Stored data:
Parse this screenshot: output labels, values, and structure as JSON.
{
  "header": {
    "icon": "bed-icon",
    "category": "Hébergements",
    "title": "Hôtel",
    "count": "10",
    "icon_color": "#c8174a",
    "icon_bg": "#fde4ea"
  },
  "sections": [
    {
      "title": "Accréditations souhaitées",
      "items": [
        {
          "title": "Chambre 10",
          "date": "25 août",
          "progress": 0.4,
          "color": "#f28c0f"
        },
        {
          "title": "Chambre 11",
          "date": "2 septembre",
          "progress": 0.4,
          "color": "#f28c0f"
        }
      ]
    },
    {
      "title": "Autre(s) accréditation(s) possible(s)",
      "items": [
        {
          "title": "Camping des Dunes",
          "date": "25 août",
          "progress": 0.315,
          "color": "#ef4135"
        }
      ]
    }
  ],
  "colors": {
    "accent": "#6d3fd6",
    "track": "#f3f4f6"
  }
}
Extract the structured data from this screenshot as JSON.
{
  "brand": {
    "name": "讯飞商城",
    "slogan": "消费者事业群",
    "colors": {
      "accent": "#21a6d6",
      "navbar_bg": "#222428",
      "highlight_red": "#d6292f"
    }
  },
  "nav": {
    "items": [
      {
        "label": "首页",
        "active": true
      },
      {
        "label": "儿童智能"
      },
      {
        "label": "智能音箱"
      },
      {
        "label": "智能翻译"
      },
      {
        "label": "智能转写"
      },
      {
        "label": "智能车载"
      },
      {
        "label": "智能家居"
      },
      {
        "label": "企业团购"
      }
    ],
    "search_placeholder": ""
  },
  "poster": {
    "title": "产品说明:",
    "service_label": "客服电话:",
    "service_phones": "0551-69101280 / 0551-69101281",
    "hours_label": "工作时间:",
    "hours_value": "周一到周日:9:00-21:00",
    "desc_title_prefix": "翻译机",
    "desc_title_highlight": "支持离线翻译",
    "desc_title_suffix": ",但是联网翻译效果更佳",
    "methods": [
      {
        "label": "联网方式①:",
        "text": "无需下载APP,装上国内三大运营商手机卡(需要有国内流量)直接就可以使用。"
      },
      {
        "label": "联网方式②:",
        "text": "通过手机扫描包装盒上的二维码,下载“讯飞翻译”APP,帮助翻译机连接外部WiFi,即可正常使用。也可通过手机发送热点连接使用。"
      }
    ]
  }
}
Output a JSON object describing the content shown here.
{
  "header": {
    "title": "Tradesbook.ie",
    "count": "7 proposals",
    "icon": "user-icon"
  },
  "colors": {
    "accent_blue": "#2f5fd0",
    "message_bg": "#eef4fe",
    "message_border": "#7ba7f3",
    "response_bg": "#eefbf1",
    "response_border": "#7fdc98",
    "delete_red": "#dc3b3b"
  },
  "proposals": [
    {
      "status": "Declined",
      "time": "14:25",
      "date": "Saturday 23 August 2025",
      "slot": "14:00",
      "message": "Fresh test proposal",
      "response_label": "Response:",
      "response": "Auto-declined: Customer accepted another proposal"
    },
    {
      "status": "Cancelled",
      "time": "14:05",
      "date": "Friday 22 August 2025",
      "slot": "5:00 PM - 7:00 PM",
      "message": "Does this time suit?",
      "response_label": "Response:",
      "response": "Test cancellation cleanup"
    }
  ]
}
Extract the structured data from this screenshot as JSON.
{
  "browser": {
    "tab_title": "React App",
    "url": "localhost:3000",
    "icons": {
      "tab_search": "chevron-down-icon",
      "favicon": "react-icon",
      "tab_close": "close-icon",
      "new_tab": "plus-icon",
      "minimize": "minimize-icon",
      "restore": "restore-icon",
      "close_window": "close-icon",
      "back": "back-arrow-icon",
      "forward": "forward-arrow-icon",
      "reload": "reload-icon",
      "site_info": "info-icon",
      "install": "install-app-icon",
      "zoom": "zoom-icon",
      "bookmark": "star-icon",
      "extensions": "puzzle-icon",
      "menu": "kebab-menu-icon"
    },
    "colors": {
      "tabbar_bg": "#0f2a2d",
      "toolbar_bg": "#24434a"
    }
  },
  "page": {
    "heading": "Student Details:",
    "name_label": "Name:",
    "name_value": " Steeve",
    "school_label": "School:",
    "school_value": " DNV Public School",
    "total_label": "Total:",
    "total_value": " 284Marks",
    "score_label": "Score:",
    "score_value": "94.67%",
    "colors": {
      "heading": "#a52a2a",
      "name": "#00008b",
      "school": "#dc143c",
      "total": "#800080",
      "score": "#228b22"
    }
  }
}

Exercise aim —
Output the entries verbatim.

Answer to the exercise —
Parse this screenshot: output labels, values, and structure as JSON.
{
  "header": {
    "icon": "bed-icon",
    "category": "Hébergements",
    "title": "Hôtel",
    "count": "10",
    "icon_color": "#c8174a",
    "icon_bg": "#fde4ea"
  },
  "sections": [
    {
      "title": "Accréditations souhaitées",
      "items": [
        {
          "title": "Chambre 10",
          "date": "25 août",
          "progress": 0.4,
          "color": "#f28c0f"
        },
        {
          "title": "Chambre 11",
          "date": "2 septembre",
          "progress": 0.4,
          "color": "#f28c0f"
        }
      ]
    },
    {
      "title": "Autre(s) accréditation(s) possible(s)",
      "items": [
        {
          "title": "Camping des Dunes",
          "date": "25 août",
          "progress": 0.315,
          "color": "#ef4135"
        }
      ]
    }
  ],
  "colors": {
    "accent": "#6d3fd6",
    "track": "#f3f4f6"
  }
}
Extract the structured data from this screenshot as JSON.
{
  "brand": {
    "name": "讯飞商城",
    "slogan": "消费者事业群",
    "colors": {
      "accent": "#21a6d6",
      "navbar_bg": "#222428",
      "highlight_red": "#d6292f"
    }
  },
  "nav": {
    "items": [
      {
        "label": "首页",
        "active": true
      },
      {
        "label": "儿童智能"
      },
      {
        "label": "智能音箱"
      },
      {
        "label": "智能翻译"
      },
      {
        "label": "智能转写"
      },
      {
        "label": "智能车载"
      },
      {
        "label": "智能家居"
      },
      {
        "label": "企业团购"
      }
    ],
    "search_placeholder": ""
  },
  "poster": {
    "title": "产品说明:",
    "service_label": "客服电话:",
    "service_phones": "0551-69101280 / 0551-69101281",
    "hours_label": "工作时间:",
    "hours_value": "周一到周日:9:00-21:00",
    "desc_title_prefix": "翻译机",
    "desc_title_highlight": "支持离线翻译",
    "desc_title_suffix": ",但是联网翻译效果更佳",
    "methods": [
      {
        "label": "联网方式①:",
        "text": "无需下载APP,装上国内三大运营商手机卡(需要有国内流量)直接就可以使用。"
      },
      {
        "label": "联网方式②:",
        "text": "通过手机扫描包装盒上的二维码,下载“讯飞翻译”APP,帮助翻译机连接外部WiFi,即可正常使用。也可通过手机发送热点连接使用。"
      }
    ]
  }
}
Output a JSON object describing the content shown here.
{
  "header": {
    "title": "Tradesbook.ie",
    "count": "7 proposals",
    "icon": "user-icon"
  },
  "colors": {
    "accent_blue": "#2f5fd0",
    "message_bg": "#eef4fe",
    "message_border": "#7ba7f3",
    "response_bg": "#eefbf1",
    "response_border": "#7fdc98",
    "delete_red": "#dc3b3b"
  },
  "proposals": [
    {
      "status": "Declined",
      "time": "14:25",
      "date": "Saturday 23 August 2025",
      "slot": "14:00",
      "message": "Fresh test proposal",
      "response_label": "Response:",
      "response": "Auto-declined: Customer accepted another proposal"
    },
    {
      "status": "Cancelled",
      "time": "14:05",
      "date": "Friday 22 August 2025",
      "slot": "5:00 PM - 7:00 PM",
      "message": "Does this time suit?",
      "response_label": "Response:",
      "response": "Test cancellation cleanup"
    }
  ]
}
Extract the structured data from this screenshot as JSON.
{
  "browser": {
    "tab_title": "React App",
    "url": "localhost:3000",
    "icons": {
      "tab_search": "chevron-down-icon",
      "favicon": "react-icon",
      "tab_close": "close-icon",
      "new_tab": "plus-icon",
      "minimize": "minimize-icon",
      "restore": "restore-icon",
      "close_window": "close-icon",
      "back": "back-arrow-icon",
      "forward": "forward-arrow-icon",
      "reload": "reload-icon",
      "site_info": "info-icon",
      "install": "install-app-icon",
      "zoom": "zoom-icon",
      "bookmark": "star-icon",
      "extensions": "puzzle-icon",
      "menu": "kebab-menu-icon"
    },
    "colors": {
      "tabbar_bg": "#0f2a2d",
      "toolbar_bg": "#24434a"
    }
  },
  "page": {
    "heading": "Student Details:",
    "name_label": "Name:",
    "name_value": " Steeve",
    "school_label": "School:",
    "school_value": " DNV Public School",
    "total_label": "Total:",
    "total_value": " 284Marks",
    "score_label": "Score:",
    "score_value": "94.67%",
    "colors": {
      "heading": "#a52a2a",
      "name": "#00008b",
      "school": "#dc143c",
      "total": "#800080",
      "score": "#228b22"
    }
  }
}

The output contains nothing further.